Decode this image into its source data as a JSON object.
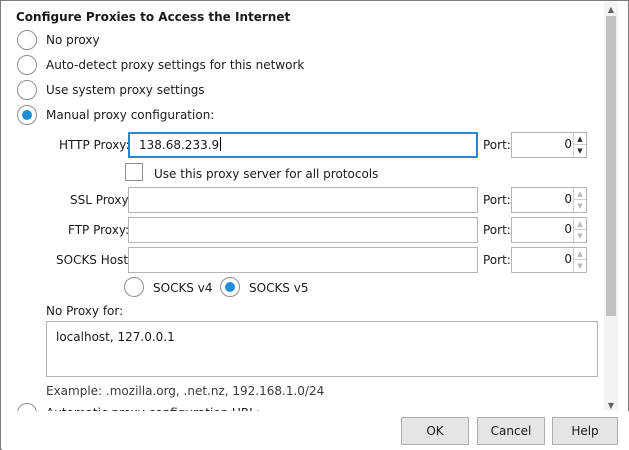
{
  "dialog": {
    "heading": "Configure Proxies to Access the Internet"
  },
  "proxy_options": {
    "no_proxy": "No proxy",
    "auto_detect": "Auto-detect proxy settings for this network",
    "system": "Use system proxy settings",
    "manual": "Manual proxy configuration:",
    "automatic_url": "Automatic proxy configuration URL:"
  },
  "manual": {
    "http_label": "HTTP Proxy:",
    "http_value": "138.68.233.9",
    "use_for_all_label": "Use this proxy server for all protocols",
    "ssl_label": "SSL Proxy:",
    "ssl_value": "",
    "ftp_label": "FTP Proxy:",
    "ftp_value": "",
    "socks_label": "SOCKS Host:",
    "socks_value": "",
    "port_label": "Port:",
    "http_port": "0",
    "ssl_port": "0",
    "ftp_port": "0",
    "socks_port": "0",
    "socks_v4": "SOCKS v4",
    "socks_v5": "SOCKS v5"
  },
  "no_proxy": {
    "label": "No Proxy for:",
    "value": "localhost, 127.0.0.1",
    "example": "Example: .mozilla.org, .net.nz, 192.168.1.0/24"
  },
  "buttons": {
    "ok": "OK",
    "cancel": "Cancel",
    "help": "Help"
  },
  "icons": {
    "close": "close-icon",
    "scroll_up": "scroll-up-icon",
    "scroll_down": "scroll-down-icon",
    "spin_up": "spin-up-icon",
    "spin_down": "spin-down-icon"
  },
  "colors": {
    "accent": "#1f8fd6",
    "focus_border": "#2a86d4"
  }
}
+++
● EXERCISE AIM
Take each line of the material that contains the word "manual" and list it.

● ANSWER TO THE PROBLEM
    "manual": "Manual proxy configuration:",
  "manual": {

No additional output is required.